Chart and figure data:
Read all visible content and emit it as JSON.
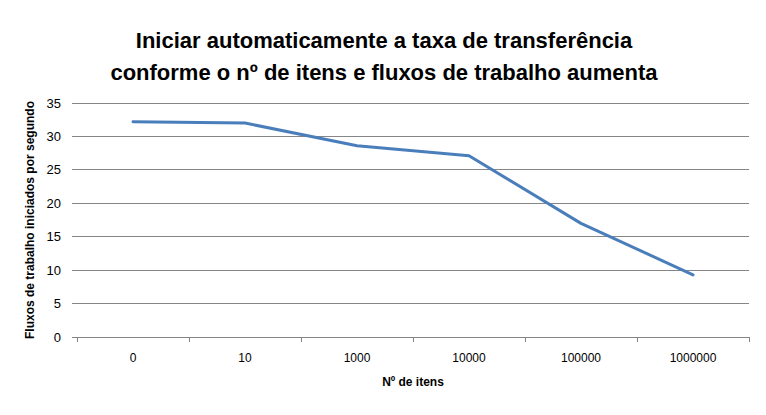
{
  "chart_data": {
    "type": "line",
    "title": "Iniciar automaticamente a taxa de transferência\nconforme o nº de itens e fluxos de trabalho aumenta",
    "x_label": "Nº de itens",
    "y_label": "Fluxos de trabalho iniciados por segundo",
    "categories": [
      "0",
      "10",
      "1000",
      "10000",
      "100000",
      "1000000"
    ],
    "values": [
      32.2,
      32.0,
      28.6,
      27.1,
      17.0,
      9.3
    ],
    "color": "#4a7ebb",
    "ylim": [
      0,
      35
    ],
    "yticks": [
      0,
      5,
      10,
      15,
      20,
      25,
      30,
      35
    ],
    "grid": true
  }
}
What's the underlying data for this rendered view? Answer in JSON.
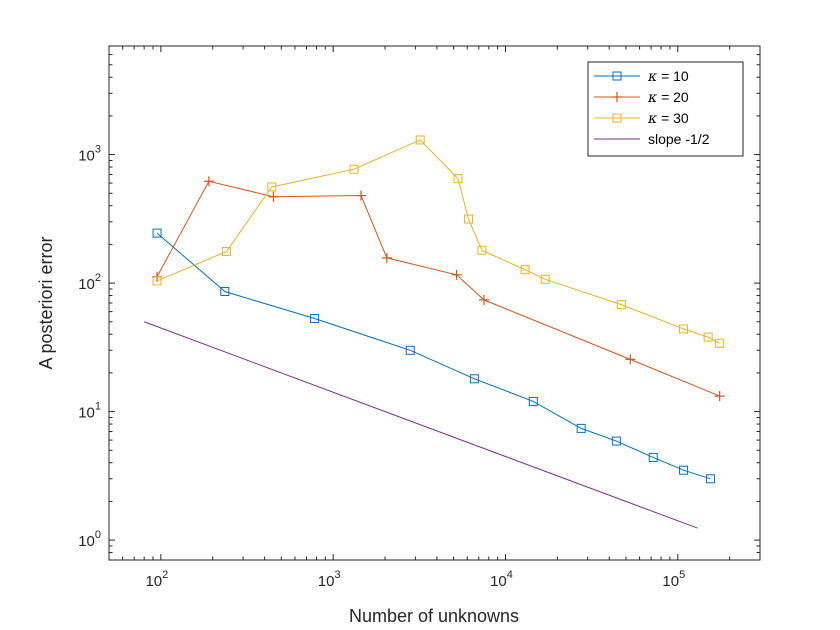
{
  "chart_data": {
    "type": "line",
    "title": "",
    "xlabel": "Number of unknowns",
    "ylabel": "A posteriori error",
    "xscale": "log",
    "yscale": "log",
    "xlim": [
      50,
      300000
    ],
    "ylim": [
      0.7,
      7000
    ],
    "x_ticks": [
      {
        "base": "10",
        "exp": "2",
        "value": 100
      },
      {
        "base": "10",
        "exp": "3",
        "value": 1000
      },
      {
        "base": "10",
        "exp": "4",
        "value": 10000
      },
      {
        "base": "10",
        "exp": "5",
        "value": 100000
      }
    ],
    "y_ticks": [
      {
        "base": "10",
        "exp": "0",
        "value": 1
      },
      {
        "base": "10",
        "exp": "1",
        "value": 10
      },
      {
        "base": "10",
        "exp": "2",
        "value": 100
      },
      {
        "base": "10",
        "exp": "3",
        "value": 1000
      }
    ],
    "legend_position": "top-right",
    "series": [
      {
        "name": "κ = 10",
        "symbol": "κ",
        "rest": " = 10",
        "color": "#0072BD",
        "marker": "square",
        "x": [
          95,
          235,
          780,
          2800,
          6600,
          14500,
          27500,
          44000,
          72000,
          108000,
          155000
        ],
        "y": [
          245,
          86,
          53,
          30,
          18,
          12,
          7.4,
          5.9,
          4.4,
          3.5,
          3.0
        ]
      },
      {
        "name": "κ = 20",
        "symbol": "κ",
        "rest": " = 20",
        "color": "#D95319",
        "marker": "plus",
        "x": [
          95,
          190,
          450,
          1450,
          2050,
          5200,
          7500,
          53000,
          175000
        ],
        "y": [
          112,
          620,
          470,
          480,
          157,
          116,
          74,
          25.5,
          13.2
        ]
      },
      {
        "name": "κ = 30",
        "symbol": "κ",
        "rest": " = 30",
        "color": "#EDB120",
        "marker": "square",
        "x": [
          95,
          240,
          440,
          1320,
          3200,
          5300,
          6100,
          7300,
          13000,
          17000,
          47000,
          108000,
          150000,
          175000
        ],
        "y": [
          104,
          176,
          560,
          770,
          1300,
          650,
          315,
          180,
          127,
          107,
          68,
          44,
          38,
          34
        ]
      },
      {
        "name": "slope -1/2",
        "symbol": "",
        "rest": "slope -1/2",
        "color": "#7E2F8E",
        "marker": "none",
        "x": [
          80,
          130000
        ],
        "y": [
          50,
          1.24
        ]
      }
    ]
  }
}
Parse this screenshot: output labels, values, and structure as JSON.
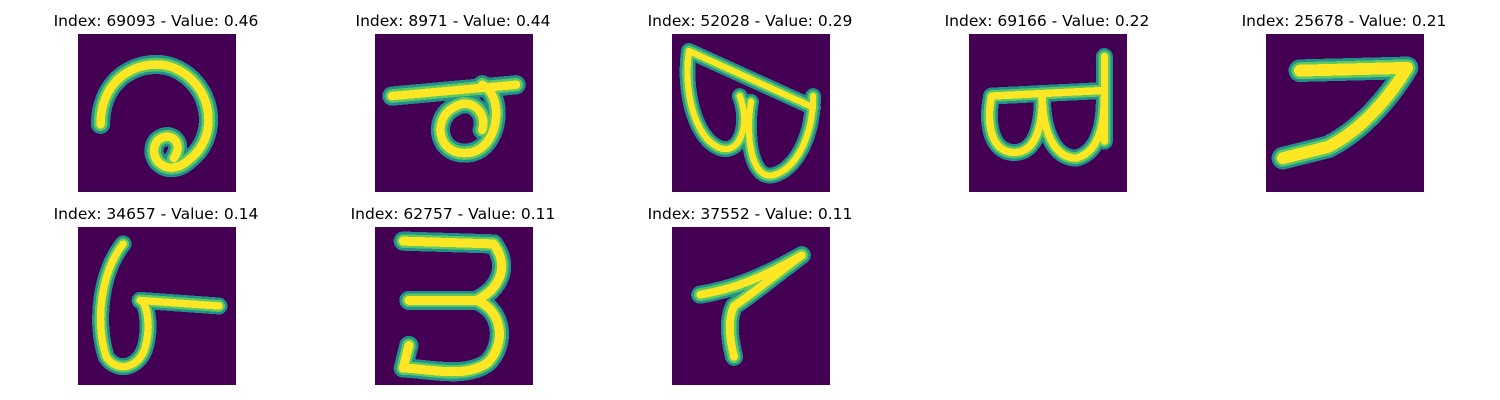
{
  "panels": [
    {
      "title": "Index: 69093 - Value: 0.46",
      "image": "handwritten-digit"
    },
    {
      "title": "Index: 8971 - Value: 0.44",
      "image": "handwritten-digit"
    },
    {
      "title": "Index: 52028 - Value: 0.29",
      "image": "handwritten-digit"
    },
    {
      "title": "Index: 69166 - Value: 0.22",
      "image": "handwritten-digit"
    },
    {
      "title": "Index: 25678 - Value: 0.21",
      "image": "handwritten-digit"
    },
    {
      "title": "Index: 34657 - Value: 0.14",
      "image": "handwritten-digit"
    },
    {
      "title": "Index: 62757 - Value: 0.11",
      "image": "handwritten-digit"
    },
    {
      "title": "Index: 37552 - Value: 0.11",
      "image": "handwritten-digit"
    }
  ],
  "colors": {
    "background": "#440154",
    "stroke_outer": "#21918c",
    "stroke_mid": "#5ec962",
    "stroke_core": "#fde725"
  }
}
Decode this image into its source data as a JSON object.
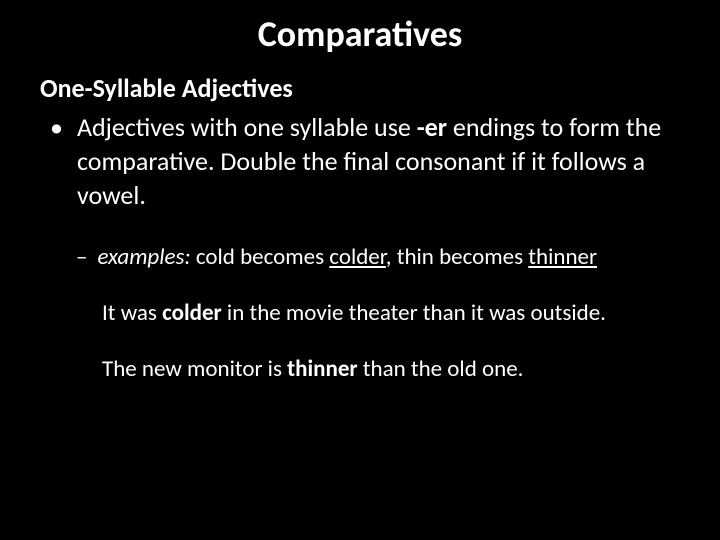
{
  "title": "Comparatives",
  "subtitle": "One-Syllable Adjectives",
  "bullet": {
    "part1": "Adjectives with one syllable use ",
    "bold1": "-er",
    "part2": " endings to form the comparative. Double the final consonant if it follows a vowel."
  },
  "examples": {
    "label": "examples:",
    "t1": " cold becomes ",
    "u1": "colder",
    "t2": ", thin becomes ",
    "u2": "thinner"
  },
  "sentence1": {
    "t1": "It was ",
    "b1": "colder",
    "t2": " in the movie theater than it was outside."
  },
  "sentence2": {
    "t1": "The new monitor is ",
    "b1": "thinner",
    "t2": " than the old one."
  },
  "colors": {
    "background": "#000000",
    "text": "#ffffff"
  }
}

Given task:
In the copy, include all records verbatim but no images.

The reply:
Read all visible content and emit it as JSON.
{
  "chart_data": {
    "type": "line",
    "title": "Iniciar automaticamente a taxa de transferência\nconforme o nº de itens e fluxos de trabalho aumenta",
    "x_label": "Nº de itens",
    "y_label": "Fluxos de trabalho iniciados por segundo",
    "categories": [
      "0",
      "10",
      "1000",
      "10000",
      "100000",
      "1000000"
    ],
    "values": [
      32.2,
      32.0,
      28.6,
      27.1,
      17.0,
      9.3
    ],
    "color": "#4a7ebb",
    "ylim": [
      0,
      35
    ],
    "yticks": [
      0,
      5,
      10,
      15,
      20,
      25,
      30,
      35
    ],
    "grid": true
  }
}
What's the underlying data for this rendered view? Answer in JSON.
{
  "chart_data": {
    "type": "line",
    "title": "",
    "xlabel": "Number of unknowns",
    "ylabel": "A posteriori error",
    "xscale": "log",
    "yscale": "log",
    "xlim": [
      50,
      300000
    ],
    "ylim": [
      0.7,
      7000
    ],
    "x_ticks": [
      {
        "base": "10",
        "exp": "2",
        "value": 100
      },
      {
        "base": "10",
        "exp": "3",
        "value": 1000
      },
      {
        "base": "10",
        "exp": "4",
        "value": 10000
      },
      {
        "base": "10",
        "exp": "5",
        "value": 100000
      }
    ],
    "y_ticks": [
      {
        "base": "10",
        "exp": "0",
        "value": 1
      },
      {
        "base": "10",
        "exp": "1",
        "value": 10
      },
      {
        "base": "10",
        "exp": "2",
        "value": 100
      },
      {
        "base": "10",
        "exp": "3",
        "value": 1000
      }
    ],
    "legend_position": "top-right",
    "series": [
      {
        "name": "κ = 10",
        "symbol": "κ",
        "rest": " = 10",
        "color": "#0072BD",
        "marker": "square",
        "x": [
          95,
          235,
          780,
          2800,
          6600,
          14500,
          27500,
          44000,
          72000,
          108000,
          155000
        ],
        "y": [
          245,
          86,
          53,
          30,
          18,
          12,
          7.4,
          5.9,
          4.4,
          3.5,
          3.0
        ]
      },
      {
        "name": "κ = 20",
        "symbol": "κ",
        "rest": " = 20",
        "color": "#D95319",
        "marker": "plus",
        "x": [
          95,
          190,
          450,
          1450,
          2050,
          5200,
          7500,
          53000,
          175000
        ],
        "y": [
          112,
          620,
          470,
          480,
          157,
          116,
          74,
          25.5,
          13.2
        ]
      },
      {
        "name": "κ = 30",
        "symbol": "κ",
        "rest": " = 30",
        "color": "#EDB120",
        "marker": "square",
        "x": [
          95,
          240,
          440,
          1320,
          3200,
          5300,
          6100,
          7300,
          13000,
          17000,
          47000,
          108000,
          150000,
          175000
        ],
        "y": [
          104,
          176,
          560,
          770,
          1300,
          650,
          315,
          180,
          127,
          107,
          68,
          44,
          38,
          34
        ]
      },
      {
        "name": "slope -1/2",
        "symbol": "",
        "rest": "slope -1/2",
        "color": "#7E2F8E",
        "marker": "none",
        "x": [
          80,
          130000
        ],
        "y": [
          50,
          1.24
        ]
      }
    ]
  }
}
Parse this screenshot: output labels, values, and structure as JSON.
{
  "panels": [
    {
      "title": "Index: 69093 - Value: 0.46",
      "image": "handwritten-digit"
    },
    {
      "title": "Index: 8971 - Value: 0.44",
      "image": "handwritten-digit"
    },
    {
      "title": "Index: 52028 - Value: 0.29",
      "image": "handwritten-digit"
    },
    {
      "title": "Index: 69166 - Value: 0.22",
      "image": "handwritten-digit"
    },
    {
      "title": "Index: 25678 - Value: 0.21",
      "image": "handwritten-digit"
    },
    {
      "title": "Index: 34657 - Value: 0.14",
      "image": "handwritten-digit"
    },
    {
      "title": "Index: 62757 - Value: 0.11",
      "image": "handwritten-digit"
    },
    {
      "title": "Index: 37552 - Value: 0.11",
      "image": "handwritten-digit"
    }
  ],
  "colors": {
    "background": "#440154",
    "stroke_outer": "#21918c",
    "stroke_mid": "#5ec962",
    "stroke_core": "#fde725"
  }
}
Decode this image into its source data as a JSON object.
{
  "title": "Comparatives",
  "subtitle": "One-Syllable Adjectives",
  "bullet": {
    "part1": "Adjectives with one syllable use ",
    "bold1": "-er",
    "part2": " endings to form the comparative. Double the final consonant if it follows a vowel."
  },
  "examples": {
    "label": "examples:",
    "t1": " cold becomes ",
    "u1": "colder",
    "t2": ", thin becomes ",
    "u2": "thinner"
  },
  "sentence1": {
    "t1": "It was ",
    "b1": "colder",
    "t2": " in the movie theater than it was outside."
  },
  "sentence2": {
    "t1": "The new monitor is ",
    "b1": "thinner",
    "t2": " than the old one."
  },
  "colors": {
    "background": "#000000",
    "text": "#ffffff"
  }
}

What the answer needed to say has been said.